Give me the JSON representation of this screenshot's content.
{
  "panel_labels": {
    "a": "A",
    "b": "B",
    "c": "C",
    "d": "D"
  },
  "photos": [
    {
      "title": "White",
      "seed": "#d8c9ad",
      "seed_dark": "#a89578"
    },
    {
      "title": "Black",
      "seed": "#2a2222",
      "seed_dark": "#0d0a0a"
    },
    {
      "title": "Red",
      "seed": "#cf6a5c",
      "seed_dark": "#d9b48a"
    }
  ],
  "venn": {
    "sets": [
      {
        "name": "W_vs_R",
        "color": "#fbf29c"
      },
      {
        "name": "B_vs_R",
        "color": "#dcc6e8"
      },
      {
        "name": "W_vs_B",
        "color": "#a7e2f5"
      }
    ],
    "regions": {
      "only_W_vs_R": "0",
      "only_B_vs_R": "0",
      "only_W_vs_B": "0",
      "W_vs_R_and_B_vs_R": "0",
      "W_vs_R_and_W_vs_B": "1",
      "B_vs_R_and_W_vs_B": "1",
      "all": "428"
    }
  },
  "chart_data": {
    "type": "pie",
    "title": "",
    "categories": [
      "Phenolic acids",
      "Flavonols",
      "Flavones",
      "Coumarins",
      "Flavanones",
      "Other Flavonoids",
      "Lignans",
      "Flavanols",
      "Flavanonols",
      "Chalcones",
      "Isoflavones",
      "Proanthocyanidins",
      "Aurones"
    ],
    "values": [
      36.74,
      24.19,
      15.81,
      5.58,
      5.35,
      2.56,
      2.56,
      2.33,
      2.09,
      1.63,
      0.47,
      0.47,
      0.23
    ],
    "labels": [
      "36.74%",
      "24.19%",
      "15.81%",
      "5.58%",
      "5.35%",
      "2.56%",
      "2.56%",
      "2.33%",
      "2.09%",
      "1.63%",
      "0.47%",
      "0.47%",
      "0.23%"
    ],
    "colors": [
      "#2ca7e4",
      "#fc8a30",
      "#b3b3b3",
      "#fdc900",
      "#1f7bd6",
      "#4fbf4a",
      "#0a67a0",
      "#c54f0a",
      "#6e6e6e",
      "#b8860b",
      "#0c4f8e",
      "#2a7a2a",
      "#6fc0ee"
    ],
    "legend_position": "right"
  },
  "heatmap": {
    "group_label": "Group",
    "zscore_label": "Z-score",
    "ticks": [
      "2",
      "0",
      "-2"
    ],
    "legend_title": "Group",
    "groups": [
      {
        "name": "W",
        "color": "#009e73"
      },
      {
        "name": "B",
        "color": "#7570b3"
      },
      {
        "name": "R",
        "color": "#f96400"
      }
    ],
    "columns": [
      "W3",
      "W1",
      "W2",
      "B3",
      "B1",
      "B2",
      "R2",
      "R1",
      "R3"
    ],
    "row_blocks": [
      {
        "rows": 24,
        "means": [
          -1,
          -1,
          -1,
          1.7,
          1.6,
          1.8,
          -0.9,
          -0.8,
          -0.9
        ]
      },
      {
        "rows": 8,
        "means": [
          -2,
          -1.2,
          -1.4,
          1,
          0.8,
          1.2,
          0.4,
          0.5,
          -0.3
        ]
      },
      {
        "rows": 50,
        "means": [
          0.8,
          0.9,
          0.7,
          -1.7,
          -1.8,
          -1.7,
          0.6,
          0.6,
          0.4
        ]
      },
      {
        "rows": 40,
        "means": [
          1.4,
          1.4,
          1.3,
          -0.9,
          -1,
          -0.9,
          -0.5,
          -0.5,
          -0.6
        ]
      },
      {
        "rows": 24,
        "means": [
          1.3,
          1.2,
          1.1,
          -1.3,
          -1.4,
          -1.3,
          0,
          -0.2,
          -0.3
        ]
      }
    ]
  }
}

::::::

### WHAT IS REQUIRED:
Each entry must be reproduced verbatim.

### COMPLETE ANSWER:
Give me the JSON representation of this screenshot's content.
{
  "panel_labels": {
    "a": "A",
    "b": "B",
    "c": "C",
    "d": "D"
  },
  "photos": [
    {
      "title": "White",
      "seed": "#d8c9ad",
      "seed_dark": "#a89578"
    },
    {
      "title": "Black",
      "seed": "#2a2222",
      "seed_dark": "#0d0a0a"
    },
    {
      "title": "Red",
      "seed": "#cf6a5c",
      "seed_dark": "#d9b48a"
    }
  ],
  "venn": {
    "sets": [
      {
        "name": "W_vs_R",
        "color": "#fbf29c"
      },
      {
        "name": "B_vs_R",
        "color": "#dcc6e8"
      },
      {
        "name": "W_vs_B",
        "color": "#a7e2f5"
      }
    ],
    "regions": {
      "only_W_vs_R": "0",
      "only_B_vs_R": "0",
      "only_W_vs_B": "0",
      "W_vs_R_and_B_vs_R": "0",
      "W_vs_R_and_W_vs_B": "1",
      "B_vs_R_and_W_vs_B": "1",
      "all": "428"
    }
  },
  "chart_data": {
    "type": "pie",
    "title": "",
    "categories": [
      "Phenolic acids",
      "Flavonols",
      "Flavones",
      "Coumarins",
      "Flavanones",
      "Other Flavonoids",
      "Lignans",
      "Flavanols",
      "Flavanonols",
      "Chalcones",
      "Isoflavones",
      "Proanthocyanidins",
      "Aurones"
    ],
    "values": [
      36.74,
      24.19,
      15.81,
      5.58,
      5.35,
      2.56,
      2.56,
      2.33,
      2.09,
      1.63,
      0.47,
      0.47,
      0.23
    ],
    "labels": [
      "36.74%",
      "24.19%",
      "15.81%",
      "5.58%",
      "5.35%",
      "2.56%",
      "2.56%",
      "2.33%",
      "2.09%",
      "1.63%",
      "0.47%",
      "0.47%",
      "0.23%"
    ],
    "colors": [
      "#2ca7e4",
      "#fc8a30",
      "#b3b3b3",
      "#fdc900",
      "#1f7bd6",
      "#4fbf4a",
      "#0a67a0",
      "#c54f0a",
      "#6e6e6e",
      "#b8860b",
      "#0c4f8e",
      "#2a7a2a",
      "#6fc0ee"
    ],
    "legend_position": "right"
  },
  "heatmap": {
    "group_label": "Group",
    "zscore_label": "Z-score",
    "ticks": [
      "2",
      "0",
      "-2"
    ],
    "legend_title": "Group",
    "groups": [
      {
        "name": "W",
        "color": "#009e73"
      },
      {
        "name": "B",
        "color": "#7570b3"
      },
      {
        "name": "R",
        "color": "#f96400"
      }
    ],
    "columns": [
      "W3",
      "W1",
      "W2",
      "B3",
      "B1",
      "B2",
      "R2",
      "R1",
      "R3"
    ],
    "row_blocks": [
      {
        "rows": 24,
        "means": [
          -1,
          -1,
          -1,
          1.7,
          1.6,
          1.8,
          -0.9,
          -0.8,
          -0.9
        ]
      },
      {
        "rows": 8,
        "means": [
          -2,
          -1.2,
          -1.4,
          1,
          0.8,
          1.2,
          0.4,
          0.5,
          -0.3
        ]
      },
      {
        "rows": 50,
        "means": [
          0.8,
          0.9,
          0.7,
          -1.7,
          -1.8,
          -1.7,
          0.6,
          0.6,
          0.4
        ]
      },
      {
        "rows": 40,
        "means": [
          1.4,
          1.4,
          1.3,
          -0.9,
          -1,
          -0.9,
          -0.5,
          -0.5,
          -0.6
        ]
      },
      {
        "rows": 24,
        "means": [
          1.3,
          1.2,
          1.1,
          -1.3,
          -1.4,
          -1.3,
          0,
          -0.2,
          -0.3
        ]
      }
    ]
  }
}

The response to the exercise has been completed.